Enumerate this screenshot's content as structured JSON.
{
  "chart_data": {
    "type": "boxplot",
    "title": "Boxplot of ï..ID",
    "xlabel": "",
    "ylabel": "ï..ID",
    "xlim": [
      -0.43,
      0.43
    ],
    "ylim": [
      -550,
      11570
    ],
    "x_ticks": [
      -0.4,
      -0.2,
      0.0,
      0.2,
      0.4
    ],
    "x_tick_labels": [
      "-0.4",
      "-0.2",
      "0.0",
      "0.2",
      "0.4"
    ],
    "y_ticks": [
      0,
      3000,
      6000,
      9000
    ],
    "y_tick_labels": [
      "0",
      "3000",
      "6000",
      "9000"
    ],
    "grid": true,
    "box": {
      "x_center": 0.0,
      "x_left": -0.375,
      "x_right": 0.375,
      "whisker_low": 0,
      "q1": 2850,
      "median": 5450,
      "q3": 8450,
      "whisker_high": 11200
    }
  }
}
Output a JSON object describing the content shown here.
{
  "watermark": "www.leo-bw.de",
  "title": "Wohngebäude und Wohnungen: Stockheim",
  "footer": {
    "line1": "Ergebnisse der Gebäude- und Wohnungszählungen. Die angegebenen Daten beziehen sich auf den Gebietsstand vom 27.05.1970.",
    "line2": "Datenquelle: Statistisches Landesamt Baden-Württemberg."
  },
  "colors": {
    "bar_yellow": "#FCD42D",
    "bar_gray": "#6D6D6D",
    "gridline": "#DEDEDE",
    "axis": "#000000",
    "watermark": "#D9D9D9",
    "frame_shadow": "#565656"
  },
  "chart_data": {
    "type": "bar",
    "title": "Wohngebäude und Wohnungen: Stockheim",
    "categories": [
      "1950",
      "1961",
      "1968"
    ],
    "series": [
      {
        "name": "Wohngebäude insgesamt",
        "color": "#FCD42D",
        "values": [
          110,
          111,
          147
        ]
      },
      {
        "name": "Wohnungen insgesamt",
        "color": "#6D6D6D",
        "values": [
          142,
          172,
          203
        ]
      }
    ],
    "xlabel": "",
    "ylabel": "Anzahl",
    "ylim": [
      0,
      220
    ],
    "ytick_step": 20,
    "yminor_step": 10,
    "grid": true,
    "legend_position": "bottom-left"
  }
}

◆ ◆ ◆ ◆

- [REQUEST]: Copy every line of the listing that includes the string "content".

- [RESULT FOR THIS EXERCISE]:
Enumerate this screenshot's content as structured JSON.
Output a JSON object describing the content shown here.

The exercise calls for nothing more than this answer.